Records for the exercise -
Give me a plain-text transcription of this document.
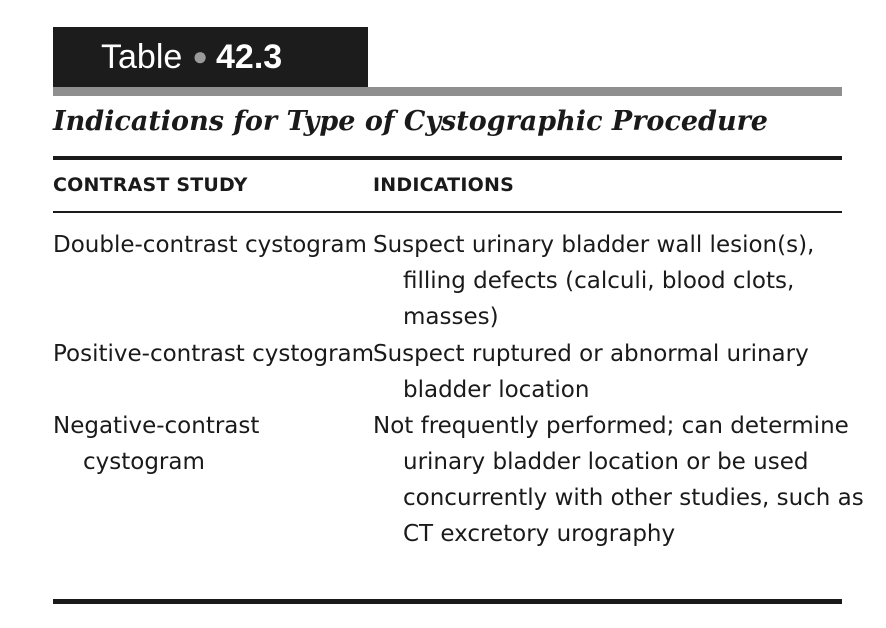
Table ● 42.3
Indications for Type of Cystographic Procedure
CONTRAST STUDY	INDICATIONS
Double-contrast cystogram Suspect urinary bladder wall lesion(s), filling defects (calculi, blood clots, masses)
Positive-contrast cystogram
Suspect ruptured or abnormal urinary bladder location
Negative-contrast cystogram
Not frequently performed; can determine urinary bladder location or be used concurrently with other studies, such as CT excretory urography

Task details - Copy every line above in which the string "cystogram" shows up.

Finished exercise -
Double-contrast cystogram Suspect urinary bladder wall lesion(s), filling defects (calculi, blood clots, masses)
Positive-contrast cystogram
Negative-contrast cystogram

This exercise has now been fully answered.